● Instructions for the task: Select all lines with the string "εἶναι" in them, and copy those lines.

● Extracted entries:
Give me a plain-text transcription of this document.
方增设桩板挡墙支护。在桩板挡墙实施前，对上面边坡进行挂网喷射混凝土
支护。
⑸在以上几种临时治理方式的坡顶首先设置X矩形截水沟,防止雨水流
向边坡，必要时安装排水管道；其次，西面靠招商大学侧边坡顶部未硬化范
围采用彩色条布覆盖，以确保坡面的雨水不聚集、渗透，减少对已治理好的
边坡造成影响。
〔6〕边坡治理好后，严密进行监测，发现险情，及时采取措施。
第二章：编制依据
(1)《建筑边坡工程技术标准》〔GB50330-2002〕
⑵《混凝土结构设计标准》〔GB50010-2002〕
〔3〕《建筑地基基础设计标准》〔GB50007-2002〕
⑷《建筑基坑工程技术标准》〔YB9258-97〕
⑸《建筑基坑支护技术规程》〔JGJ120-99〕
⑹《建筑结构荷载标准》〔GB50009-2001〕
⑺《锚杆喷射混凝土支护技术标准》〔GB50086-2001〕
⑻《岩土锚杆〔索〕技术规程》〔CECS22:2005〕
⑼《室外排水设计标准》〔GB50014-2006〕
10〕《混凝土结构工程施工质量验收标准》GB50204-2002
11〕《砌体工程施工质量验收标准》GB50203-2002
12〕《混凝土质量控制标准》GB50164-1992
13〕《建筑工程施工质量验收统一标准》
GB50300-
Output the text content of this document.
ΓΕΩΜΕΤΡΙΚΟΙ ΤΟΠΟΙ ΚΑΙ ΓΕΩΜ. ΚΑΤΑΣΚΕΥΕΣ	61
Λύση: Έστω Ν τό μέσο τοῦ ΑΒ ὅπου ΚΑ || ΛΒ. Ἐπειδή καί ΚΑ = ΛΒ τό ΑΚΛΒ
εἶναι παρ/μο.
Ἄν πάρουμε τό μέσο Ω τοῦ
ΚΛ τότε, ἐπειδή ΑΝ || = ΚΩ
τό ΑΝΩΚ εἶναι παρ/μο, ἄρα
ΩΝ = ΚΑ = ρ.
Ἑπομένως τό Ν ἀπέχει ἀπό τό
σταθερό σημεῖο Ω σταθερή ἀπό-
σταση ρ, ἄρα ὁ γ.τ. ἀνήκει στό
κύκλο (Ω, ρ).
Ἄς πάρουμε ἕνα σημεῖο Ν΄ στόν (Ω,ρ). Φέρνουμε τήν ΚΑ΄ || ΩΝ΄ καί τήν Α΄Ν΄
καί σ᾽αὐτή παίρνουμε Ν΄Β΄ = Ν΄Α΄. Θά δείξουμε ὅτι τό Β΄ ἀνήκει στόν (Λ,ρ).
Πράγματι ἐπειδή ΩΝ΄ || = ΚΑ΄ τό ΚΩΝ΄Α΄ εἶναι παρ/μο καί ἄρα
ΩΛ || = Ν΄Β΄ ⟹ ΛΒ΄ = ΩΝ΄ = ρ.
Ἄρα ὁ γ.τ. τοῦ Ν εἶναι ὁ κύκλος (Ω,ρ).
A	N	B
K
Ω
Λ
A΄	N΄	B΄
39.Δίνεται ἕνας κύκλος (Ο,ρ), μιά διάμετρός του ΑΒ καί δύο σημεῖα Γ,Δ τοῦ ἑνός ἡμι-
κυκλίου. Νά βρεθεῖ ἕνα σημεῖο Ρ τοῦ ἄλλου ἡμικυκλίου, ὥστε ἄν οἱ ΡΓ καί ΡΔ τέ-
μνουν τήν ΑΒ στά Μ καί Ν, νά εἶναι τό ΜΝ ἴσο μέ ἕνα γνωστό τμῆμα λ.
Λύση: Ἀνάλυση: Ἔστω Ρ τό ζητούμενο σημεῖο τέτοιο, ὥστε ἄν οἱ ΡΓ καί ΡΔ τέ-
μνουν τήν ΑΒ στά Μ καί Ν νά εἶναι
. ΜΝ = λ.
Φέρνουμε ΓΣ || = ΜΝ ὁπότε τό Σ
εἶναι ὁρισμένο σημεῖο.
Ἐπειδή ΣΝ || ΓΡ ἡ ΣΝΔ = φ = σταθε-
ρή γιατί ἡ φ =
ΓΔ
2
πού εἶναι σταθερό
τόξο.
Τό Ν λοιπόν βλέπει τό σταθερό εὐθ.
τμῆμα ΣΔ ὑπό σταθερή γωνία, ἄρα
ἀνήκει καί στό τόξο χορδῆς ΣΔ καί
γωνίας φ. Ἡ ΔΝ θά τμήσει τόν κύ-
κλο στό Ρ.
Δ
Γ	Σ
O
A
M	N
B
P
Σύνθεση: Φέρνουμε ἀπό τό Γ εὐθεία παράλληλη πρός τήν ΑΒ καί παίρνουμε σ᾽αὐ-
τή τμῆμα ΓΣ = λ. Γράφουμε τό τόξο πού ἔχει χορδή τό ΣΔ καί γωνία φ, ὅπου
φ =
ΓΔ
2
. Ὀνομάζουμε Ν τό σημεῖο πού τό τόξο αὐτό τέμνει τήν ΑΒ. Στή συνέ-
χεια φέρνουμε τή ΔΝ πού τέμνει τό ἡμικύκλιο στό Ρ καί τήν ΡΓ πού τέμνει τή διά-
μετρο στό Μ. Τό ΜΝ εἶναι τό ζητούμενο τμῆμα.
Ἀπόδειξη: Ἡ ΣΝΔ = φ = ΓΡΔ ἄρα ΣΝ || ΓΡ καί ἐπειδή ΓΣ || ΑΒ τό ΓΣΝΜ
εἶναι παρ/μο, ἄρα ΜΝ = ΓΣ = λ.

● The answer:
εἶναι παρ/μο.
τό ΑΝΩΚ εἶναι παρ/μο, ἄρα
Πράγματι ἐπειδή ΩΝ΄ || = ΚΑ΄ τό ΚΩΝ΄Α΄ εἶναι παρ/μο καί ἄρα
Ἄρα ὁ γ.τ. τοῦ Ν εἶναι ὁ κύκλος (Ω,ρ).
μνουν τήν ΑΒ στά Μ καί Ν, νά εἶναι τό ΜΝ ἴσο μέ ἕνα γνωστό τμῆμα λ.
μνουν τήν ΑΒ στά Μ καί Ν νά εἶναι
εἶναι ὁρισμένο σημεῖο.
πού εἶναι σταθερό
μετρο στό Μ. Τό ΜΝ εἶναι τό ζητούμενο τμῆμα.
εἶναι παρ/μο, ἄρα ΜΝ = ΓΣ = λ.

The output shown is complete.